[Records for the exercise start]

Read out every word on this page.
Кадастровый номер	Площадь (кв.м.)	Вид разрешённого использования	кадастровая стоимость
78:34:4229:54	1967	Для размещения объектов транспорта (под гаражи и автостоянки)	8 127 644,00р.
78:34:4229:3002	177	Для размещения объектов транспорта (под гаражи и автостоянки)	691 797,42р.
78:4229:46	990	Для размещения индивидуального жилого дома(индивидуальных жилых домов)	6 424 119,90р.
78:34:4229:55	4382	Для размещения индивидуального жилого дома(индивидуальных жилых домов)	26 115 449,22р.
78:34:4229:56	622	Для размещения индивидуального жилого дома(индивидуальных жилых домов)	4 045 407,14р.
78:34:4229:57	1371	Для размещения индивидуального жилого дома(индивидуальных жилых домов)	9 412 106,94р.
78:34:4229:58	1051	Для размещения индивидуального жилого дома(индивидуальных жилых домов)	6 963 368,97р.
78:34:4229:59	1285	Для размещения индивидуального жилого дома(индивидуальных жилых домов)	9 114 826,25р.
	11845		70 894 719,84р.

[Records for the exercise end]

> **Directions**
Your task is to quote all of the data word for word.

> **Answer below**
Read out every word on this page.
Кадастровый номер	Площадь (кв.м.)	Вид разрешённого использования	кадастровая стоимость
78:34:4229:54	1967	Для размещения объектов транспорта (под гаражи и автостоянки)	8 127 644,00р.
78:34:4229:3002	177	Для размещения объектов транспорта (под гаражи и автостоянки)	691 797,42р.
78:4229:46	990	Для размещения индивидуального жилого дома(индивидуальных жилых домов)	6 424 119,90р.
78:34:4229:55	4382	Для размещения индивидуального жилого дома(индивидуальных жилых домов)	26 115 449,22р.
78:34:4229:56	622	Для размещения индивидуального жилого дома(индивидуальных жилых домов)	4 045 407,14р.
78:34:4229:57	1371	Для размещения индивидуального жилого дома(индивидуальных жилых домов)	9 412 106,94р.
78:34:4229:58	1051	Для размещения индивидуального жилого дома(индивидуальных жилых домов)	6 963 368,97р.
78:34:4229:59	1285	Для размещения индивидуального жилого дома(индивидуальных жилых домов)	9 114 826,25р.
	11845		70 894 719,84р.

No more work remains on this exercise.